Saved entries
------------------------
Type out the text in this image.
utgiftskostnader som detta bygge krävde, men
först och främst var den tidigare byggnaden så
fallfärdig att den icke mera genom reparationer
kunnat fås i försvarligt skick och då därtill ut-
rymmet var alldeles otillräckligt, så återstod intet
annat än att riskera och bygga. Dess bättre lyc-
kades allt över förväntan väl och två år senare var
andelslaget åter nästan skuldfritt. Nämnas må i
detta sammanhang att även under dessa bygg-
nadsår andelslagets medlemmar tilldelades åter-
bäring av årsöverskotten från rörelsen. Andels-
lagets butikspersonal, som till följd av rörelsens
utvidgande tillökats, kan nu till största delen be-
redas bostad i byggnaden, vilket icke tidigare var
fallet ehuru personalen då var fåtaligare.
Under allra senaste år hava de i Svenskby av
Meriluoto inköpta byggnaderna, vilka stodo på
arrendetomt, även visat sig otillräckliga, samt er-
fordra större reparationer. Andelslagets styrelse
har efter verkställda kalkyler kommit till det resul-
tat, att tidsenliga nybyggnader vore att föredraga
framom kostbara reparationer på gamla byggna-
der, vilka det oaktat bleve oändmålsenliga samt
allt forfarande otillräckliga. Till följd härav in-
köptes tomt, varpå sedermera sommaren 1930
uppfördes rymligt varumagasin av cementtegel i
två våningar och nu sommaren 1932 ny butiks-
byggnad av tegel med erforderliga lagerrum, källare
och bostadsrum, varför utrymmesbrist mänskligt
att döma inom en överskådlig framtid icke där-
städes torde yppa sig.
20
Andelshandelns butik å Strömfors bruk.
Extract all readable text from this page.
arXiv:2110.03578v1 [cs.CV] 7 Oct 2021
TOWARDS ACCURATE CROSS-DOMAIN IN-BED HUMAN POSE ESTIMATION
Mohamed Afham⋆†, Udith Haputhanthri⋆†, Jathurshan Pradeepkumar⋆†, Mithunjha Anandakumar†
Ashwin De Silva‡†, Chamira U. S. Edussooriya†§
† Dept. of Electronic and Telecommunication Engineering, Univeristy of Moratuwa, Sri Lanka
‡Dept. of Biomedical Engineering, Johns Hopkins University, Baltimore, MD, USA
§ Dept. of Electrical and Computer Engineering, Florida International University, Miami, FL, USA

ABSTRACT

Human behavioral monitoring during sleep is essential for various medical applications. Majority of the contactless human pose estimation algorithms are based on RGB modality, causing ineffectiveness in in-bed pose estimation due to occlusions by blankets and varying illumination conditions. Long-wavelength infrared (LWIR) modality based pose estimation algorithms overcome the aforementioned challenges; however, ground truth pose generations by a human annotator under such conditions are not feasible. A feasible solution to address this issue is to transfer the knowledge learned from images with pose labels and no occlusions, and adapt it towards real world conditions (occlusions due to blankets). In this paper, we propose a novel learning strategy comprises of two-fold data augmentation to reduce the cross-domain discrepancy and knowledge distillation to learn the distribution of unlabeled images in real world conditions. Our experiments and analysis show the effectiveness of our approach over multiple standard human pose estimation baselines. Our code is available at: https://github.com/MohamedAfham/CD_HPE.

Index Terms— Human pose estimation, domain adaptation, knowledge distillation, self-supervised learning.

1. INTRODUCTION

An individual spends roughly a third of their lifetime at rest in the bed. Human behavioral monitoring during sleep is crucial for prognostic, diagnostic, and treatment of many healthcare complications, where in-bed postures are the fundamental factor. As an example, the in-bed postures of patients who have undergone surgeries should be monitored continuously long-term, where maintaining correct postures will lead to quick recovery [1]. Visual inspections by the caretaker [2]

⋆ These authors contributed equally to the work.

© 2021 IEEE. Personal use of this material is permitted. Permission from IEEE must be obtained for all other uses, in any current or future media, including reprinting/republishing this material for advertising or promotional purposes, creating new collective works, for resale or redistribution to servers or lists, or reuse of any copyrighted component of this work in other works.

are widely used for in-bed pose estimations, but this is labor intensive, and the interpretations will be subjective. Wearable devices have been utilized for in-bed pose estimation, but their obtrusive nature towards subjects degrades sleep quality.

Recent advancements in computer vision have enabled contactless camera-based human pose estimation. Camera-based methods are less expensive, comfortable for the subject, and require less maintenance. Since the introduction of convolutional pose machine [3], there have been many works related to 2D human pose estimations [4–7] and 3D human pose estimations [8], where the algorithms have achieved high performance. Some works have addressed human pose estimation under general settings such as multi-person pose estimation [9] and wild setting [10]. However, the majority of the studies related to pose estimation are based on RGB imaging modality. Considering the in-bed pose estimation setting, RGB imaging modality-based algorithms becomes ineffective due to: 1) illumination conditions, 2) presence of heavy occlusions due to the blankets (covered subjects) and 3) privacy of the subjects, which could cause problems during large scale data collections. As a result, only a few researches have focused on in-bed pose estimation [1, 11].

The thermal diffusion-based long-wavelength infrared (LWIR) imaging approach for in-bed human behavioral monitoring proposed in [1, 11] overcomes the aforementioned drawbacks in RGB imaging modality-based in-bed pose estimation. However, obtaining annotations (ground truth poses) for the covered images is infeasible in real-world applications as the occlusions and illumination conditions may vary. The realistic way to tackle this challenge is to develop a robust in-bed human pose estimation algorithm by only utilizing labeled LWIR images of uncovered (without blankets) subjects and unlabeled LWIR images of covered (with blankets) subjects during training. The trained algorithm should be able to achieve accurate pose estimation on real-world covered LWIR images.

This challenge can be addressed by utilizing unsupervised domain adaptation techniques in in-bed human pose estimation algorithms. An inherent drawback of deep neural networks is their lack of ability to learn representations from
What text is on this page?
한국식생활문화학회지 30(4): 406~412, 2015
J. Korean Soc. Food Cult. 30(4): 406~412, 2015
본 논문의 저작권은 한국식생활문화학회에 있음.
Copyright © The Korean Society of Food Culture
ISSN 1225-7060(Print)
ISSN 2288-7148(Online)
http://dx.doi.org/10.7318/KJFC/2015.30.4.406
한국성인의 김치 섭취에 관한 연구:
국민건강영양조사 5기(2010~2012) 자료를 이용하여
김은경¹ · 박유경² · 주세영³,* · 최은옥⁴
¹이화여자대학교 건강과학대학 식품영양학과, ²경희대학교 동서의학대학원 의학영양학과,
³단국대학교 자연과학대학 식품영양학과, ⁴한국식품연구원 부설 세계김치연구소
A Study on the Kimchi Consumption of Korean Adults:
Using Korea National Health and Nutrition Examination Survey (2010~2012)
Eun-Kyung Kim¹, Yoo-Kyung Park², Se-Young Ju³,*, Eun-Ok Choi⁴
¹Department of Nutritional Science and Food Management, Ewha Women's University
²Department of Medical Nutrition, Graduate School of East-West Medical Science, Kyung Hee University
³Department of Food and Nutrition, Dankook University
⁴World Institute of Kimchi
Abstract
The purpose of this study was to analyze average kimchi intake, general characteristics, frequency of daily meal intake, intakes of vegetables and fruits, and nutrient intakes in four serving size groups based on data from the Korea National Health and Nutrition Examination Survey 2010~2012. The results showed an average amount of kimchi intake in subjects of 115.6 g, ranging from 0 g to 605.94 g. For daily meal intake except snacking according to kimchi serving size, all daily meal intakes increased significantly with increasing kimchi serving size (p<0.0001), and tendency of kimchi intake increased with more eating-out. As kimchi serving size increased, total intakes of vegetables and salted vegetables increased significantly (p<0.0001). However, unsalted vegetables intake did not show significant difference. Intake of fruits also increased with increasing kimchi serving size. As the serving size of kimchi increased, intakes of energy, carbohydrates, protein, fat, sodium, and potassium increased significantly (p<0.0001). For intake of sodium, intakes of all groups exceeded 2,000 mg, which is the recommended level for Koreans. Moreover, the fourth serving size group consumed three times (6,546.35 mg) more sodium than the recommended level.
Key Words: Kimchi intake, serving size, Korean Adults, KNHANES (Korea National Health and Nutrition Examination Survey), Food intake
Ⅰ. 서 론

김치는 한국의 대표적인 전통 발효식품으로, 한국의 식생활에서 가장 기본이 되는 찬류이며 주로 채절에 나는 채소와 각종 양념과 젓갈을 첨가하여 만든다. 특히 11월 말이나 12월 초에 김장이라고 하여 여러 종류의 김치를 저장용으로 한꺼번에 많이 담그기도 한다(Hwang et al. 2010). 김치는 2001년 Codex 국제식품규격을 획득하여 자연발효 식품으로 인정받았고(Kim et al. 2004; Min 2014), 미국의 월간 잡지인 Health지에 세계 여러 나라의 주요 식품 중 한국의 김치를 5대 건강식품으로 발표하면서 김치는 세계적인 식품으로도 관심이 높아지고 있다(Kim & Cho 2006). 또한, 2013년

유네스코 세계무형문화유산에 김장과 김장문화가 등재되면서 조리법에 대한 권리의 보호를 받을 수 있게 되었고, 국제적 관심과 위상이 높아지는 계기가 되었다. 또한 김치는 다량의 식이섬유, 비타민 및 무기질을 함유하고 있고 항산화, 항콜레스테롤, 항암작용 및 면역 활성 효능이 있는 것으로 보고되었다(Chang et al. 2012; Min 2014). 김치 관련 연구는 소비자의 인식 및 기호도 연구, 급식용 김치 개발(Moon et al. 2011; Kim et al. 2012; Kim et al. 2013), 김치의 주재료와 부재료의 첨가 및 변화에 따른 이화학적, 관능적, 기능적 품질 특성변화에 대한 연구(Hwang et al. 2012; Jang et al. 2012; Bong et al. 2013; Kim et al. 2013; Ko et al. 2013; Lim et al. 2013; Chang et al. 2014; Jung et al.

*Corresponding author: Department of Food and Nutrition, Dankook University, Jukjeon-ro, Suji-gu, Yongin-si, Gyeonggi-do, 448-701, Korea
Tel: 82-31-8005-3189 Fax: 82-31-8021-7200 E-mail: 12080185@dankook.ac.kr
------------------------
- Aim of the exercise: From the entries above, select each line containing the string "även".

- Expected answer:
detta sammanhang att även under dessa bygg-
arrendetomt, även visat sig otillräckliga, samt er-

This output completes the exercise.